- Opening Delimiter -

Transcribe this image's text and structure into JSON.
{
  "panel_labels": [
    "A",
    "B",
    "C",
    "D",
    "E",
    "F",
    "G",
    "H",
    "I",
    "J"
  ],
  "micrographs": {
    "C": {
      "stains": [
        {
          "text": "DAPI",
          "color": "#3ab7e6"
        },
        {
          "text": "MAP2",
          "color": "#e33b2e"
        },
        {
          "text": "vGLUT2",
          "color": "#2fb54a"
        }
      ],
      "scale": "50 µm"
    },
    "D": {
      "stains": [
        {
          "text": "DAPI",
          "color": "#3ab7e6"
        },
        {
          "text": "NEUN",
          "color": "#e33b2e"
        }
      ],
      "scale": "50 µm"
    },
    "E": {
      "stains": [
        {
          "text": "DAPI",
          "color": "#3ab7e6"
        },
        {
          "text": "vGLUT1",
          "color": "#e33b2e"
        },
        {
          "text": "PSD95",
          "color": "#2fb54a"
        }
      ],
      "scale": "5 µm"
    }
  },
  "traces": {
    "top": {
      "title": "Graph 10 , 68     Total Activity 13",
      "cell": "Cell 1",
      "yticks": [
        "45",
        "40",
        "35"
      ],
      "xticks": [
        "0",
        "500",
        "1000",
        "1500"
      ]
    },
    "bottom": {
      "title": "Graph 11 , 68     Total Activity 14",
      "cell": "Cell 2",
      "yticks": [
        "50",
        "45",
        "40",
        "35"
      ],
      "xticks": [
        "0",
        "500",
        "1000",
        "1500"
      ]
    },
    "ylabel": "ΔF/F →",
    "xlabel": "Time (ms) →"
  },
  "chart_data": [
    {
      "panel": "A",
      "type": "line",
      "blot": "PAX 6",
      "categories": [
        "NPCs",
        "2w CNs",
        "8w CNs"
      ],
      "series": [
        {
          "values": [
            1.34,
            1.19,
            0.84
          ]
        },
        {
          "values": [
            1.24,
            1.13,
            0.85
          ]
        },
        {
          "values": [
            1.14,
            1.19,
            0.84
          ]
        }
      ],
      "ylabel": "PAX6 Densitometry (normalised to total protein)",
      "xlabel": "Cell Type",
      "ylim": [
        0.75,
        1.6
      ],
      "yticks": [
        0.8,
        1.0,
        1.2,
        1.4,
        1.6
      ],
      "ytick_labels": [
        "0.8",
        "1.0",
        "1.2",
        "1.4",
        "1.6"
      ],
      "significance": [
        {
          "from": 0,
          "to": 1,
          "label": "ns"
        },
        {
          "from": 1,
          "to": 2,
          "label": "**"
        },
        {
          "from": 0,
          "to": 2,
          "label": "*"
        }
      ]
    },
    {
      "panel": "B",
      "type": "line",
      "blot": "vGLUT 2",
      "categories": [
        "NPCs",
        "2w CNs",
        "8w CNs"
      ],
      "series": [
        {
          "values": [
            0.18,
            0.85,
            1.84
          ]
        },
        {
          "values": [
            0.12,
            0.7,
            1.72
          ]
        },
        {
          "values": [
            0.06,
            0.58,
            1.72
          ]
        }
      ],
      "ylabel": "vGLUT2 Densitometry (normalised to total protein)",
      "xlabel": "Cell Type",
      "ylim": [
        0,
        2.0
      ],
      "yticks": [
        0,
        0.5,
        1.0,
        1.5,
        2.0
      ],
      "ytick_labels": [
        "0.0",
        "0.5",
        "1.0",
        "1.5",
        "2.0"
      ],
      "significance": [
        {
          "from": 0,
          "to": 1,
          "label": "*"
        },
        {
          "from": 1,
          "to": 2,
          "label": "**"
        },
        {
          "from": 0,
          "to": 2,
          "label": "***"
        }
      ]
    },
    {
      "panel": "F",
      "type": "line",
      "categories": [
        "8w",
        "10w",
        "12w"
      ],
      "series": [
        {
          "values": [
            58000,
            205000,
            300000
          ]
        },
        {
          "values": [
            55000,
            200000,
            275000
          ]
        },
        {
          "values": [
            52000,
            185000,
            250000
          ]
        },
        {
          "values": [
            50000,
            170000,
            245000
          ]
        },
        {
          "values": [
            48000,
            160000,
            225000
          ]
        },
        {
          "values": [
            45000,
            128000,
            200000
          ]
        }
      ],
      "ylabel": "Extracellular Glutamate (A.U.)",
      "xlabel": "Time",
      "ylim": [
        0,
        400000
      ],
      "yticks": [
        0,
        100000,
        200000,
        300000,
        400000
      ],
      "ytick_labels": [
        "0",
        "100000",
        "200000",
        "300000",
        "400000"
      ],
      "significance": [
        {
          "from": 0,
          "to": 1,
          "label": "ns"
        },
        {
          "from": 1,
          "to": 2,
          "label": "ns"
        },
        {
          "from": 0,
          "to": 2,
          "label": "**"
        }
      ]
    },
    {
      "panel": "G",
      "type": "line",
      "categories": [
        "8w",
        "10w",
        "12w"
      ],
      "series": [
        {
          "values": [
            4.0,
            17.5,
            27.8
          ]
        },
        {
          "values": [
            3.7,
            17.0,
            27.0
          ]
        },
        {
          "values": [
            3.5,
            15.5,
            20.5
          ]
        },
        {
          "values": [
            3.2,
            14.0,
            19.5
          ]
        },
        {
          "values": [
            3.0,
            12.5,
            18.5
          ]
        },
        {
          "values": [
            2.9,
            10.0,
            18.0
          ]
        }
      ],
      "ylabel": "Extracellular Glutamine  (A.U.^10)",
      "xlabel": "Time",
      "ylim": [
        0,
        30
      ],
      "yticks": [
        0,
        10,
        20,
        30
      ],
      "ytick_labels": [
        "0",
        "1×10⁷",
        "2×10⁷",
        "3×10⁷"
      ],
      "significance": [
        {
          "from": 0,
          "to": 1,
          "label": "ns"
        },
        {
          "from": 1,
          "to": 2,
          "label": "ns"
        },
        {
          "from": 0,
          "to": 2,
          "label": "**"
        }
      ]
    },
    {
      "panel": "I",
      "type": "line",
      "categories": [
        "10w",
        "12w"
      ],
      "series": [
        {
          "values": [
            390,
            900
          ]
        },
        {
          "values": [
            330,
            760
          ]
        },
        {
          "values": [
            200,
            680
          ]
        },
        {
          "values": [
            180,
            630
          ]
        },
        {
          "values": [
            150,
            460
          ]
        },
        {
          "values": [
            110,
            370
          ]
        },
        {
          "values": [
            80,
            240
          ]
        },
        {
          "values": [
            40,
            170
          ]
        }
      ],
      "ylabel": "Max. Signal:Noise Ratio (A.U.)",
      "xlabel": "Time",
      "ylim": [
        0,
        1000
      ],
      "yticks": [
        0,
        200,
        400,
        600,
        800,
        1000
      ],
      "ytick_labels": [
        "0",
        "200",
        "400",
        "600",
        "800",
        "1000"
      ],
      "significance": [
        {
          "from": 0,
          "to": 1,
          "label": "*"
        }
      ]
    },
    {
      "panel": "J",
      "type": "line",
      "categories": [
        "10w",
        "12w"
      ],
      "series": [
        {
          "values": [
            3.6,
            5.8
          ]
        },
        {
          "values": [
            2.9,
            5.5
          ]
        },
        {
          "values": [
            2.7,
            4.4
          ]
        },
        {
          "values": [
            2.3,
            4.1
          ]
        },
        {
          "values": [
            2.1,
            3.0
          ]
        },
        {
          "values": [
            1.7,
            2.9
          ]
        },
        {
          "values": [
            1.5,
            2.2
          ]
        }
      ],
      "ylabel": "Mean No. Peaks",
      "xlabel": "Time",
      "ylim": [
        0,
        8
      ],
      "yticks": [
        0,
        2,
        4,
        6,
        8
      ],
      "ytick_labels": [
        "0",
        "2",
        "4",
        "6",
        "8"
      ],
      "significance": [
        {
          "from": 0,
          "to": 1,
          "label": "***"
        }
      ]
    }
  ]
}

- Closing Delimiter -

(Directions):
Above are some records; extract every one of them exactly.

(Written response):
Transcribe this image's text and structure into JSON.
{
  "panel_labels": [
    "A",
    "B",
    "C",
    "D",
    "E",
    "F",
    "G",
    "H",
    "I",
    "J"
  ],
  "micrographs": {
    "C": {
      "stains": [
        {
          "text": "DAPI",
          "color": "#3ab7e6"
        },
        {
          "text": "MAP2",
          "color": "#e33b2e"
        },
        {
          "text": "vGLUT2",
          "color": "#2fb54a"
        }
      ],
      "scale": "50 µm"
    },
    "D": {
      "stains": [
        {
          "text": "DAPI",
          "color": "#3ab7e6"
        },
        {
          "text": "NEUN",
          "color": "#e33b2e"
        }
      ],
      "scale": "50 µm"
    },
    "E": {
      "stains": [
        {
          "text": "DAPI",
          "color": "#3ab7e6"
        },
        {
          "text": "vGLUT1",
          "color": "#e33b2e"
        },
        {
          "text": "PSD95",
          "color": "#2fb54a"
        }
      ],
      "scale": "5 µm"
    }
  },
  "traces": {
    "top": {
      "title": "Graph 10 , 68     Total Activity 13",
      "cell": "Cell 1",
      "yticks": [
        "45",
        "40",
        "35"
      ],
      "xticks": [
        "0",
        "500",
        "1000",
        "1500"
      ]
    },
    "bottom": {
      "title": "Graph 11 , 68     Total Activity 14",
      "cell": "Cell 2",
      "yticks": [
        "50",
        "45",
        "40",
        "35"
      ],
      "xticks": [
        "0",
        "500",
        "1000",
        "1500"
      ]
    },
    "ylabel": "ΔF/F →",
    "xlabel": "Time (ms) →"
  },
  "chart_data": [
    {
      "panel": "A",
      "type": "line",
      "blot": "PAX 6",
      "categories": [
        "NPCs",
        "2w CNs",
        "8w CNs"
      ],
      "series": [
        {
          "values": [
            1.34,
            1.19,
            0.84
          ]
        },
        {
          "values": [
            1.24,
            1.13,
            0.85
          ]
        },
        {
          "values": [
            1.14,
            1.19,
            0.84
          ]
        }
      ],
      "ylabel": "PAX6 Densitometry (normalised to total protein)",
      "xlabel": "Cell Type",
      "ylim": [
        0.75,
        1.6
      ],
      "yticks": [
        0.8,
        1.0,
        1.2,
        1.4,
        1.6
      ],
      "ytick_labels": [
        "0.8",
        "1.0",
        "1.2",
        "1.4",
        "1.6"
      ],
      "significance": [
        {
          "from": 0,
          "to": 1,
          "label": "ns"
        },
        {
          "from": 1,
          "to": 2,
          "label": "**"
        },
        {
          "from": 0,
          "to": 2,
          "label": "*"
        }
      ]
    },
    {
      "panel": "B",
      "type": "line",
      "blot": "vGLUT 2",
      "categories": [
        "NPCs",
        "2w CNs",
        "8w CNs"
      ],
      "series": [
        {
          "values": [
            0.18,
            0.85,
            1.84
          ]
        },
        {
          "values": [
            0.12,
            0.7,
            1.72
          ]
        },
        {
          "values": [
            0.06,
            0.58,
            1.72
          ]
        }
      ],
      "ylabel": "vGLUT2 Densitometry (normalised to total protein)",
      "xlabel": "Cell Type",
      "ylim": [
        0,
        2.0
      ],
      "yticks": [
        0,
        0.5,
        1.0,
        1.5,
        2.0
      ],
      "ytick_labels": [
        "0.0",
        "0.5",
        "1.0",
        "1.5",
        "2.0"
      ],
      "significance": [
        {
          "from": 0,
          "to": 1,
          "label": "*"
        },
        {
          "from": 1,
          "to": 2,
          "label": "**"
        },
        {
          "from": 0,
          "to": 2,
          "label": "***"
        }
      ]
    },
    {
      "panel": "F",
      "type": "line",
      "categories": [
        "8w",
        "10w",
        "12w"
      ],
      "series": [
        {
          "values": [
            58000,
            205000,
            300000
          ]
        },
        {
          "values": [
            55000,
            200000,
            275000
          ]
        },
        {
          "values": [
            52000,
            185000,
            250000
          ]
        },
        {
          "values": [
            50000,
            170000,
            245000
          ]
        },
        {
          "values": [
            48000,
            160000,
            225000
          ]
        },
        {
          "values": [
            45000,
            128000,
            200000
          ]
        }
      ],
      "ylabel": "Extracellular Glutamate (A.U.)",
      "xlabel": "Time",
      "ylim": [
        0,
        400000
      ],
      "yticks": [
        0,
        100000,
        200000,
        300000,
        400000
      ],
      "ytick_labels": [
        "0",
        "100000",
        "200000",
        "300000",
        "400000"
      ],
      "significance": [
        {
          "from": 0,
          "to": 1,
          "label": "ns"
        },
        {
          "from": 1,
          "to": 2,
          "label": "ns"
        },
        {
          "from": 0,
          "to": 2,
          "label": "**"
        }
      ]
    },
    {
      "panel": "G",
      "type": "line",
      "categories": [
        "8w",
        "10w",
        "12w"
      ],
      "series": [
        {
          "values": [
            4.0,
            17.5,
            27.8
          ]
        },
        {
          "values": [
            3.7,
            17.0,
            27.0
          ]
        },
        {
          "values": [
            3.5,
            15.5,
            20.5
          ]
        },
        {
          "values": [
            3.2,
            14.0,
            19.5
          ]
        },
        {
          "values": [
            3.0,
            12.5,
            18.5
          ]
        },
        {
          "values": [
            2.9,
            10.0,
            18.0
          ]
        }
      ],
      "ylabel": "Extracellular Glutamine  (A.U.^10)",
      "xlabel": "Time",
      "ylim": [
        0,
        30
      ],
      "yticks": [
        0,
        10,
        20,
        30
      ],
      "ytick_labels": [
        "0",
        "1×10⁷",
        "2×10⁷",
        "3×10⁷"
      ],
      "significance": [
        {
          "from": 0,
          "to": 1,
          "label": "ns"
        },
        {
          "from": 1,
          "to": 2,
          "label": "ns"
        },
        {
          "from": 0,
          "to": 2,
          "label": "**"
        }
      ]
    },
    {
      "panel": "I",
      "type": "line",
      "categories": [
        "10w",
        "12w"
      ],
      "series": [
        {
          "values": [
            390,
            900
          ]
        },
        {
          "values": [
            330,
            760
          ]
        },
        {
          "values": [
            200,
            680
          ]
        },
        {
          "values": [
            180,
            630
          ]
        },
        {
          "values": [
            150,
            460
          ]
        },
        {
          "values": [
            110,
            370
          ]
        },
        {
          "values": [
            80,
            240
          ]
        },
        {
          "values": [
            40,
            170
          ]
        }
      ],
      "ylabel": "Max. Signal:Noise Ratio (A.U.)",
      "xlabel": "Time",
      "ylim": [
        0,
        1000
      ],
      "yticks": [
        0,
        200,
        400,
        600,
        800,
        1000
      ],
      "ytick_labels": [
        "0",
        "200",
        "400",
        "600",
        "800",
        "1000"
      ],
      "significance": [
        {
          "from": 0,
          "to": 1,
          "label": "*"
        }
      ]
    },
    {
      "panel": "J",
      "type": "line",
      "categories": [
        "10w",
        "12w"
      ],
      "series": [
        {
          "values": [
            3.6,
            5.8
          ]
        },
        {
          "values": [
            2.9,
            5.5
          ]
        },
        {
          "values": [
            2.7,
            4.4
          ]
        },
        {
          "values": [
            2.3,
            4.1
          ]
        },
        {
          "values": [
            2.1,
            3.0
          ]
        },
        {
          "values": [
            1.7,
            2.9
          ]
        },
        {
          "values": [
            1.5,
            2.2
          ]
        }
      ],
      "ylabel": "Mean No. Peaks",
      "xlabel": "Time",
      "ylim": [
        0,
        8
      ],
      "yticks": [
        0,
        2,
        4,
        6,
        8
      ],
      "ytick_labels": [
        "0",
        "2",
        "4",
        "6",
        "8"
      ],
      "significance": [
        {
          "from": 0,
          "to": 1,
          "label": "***"
        }
      ]
    }
  ]
}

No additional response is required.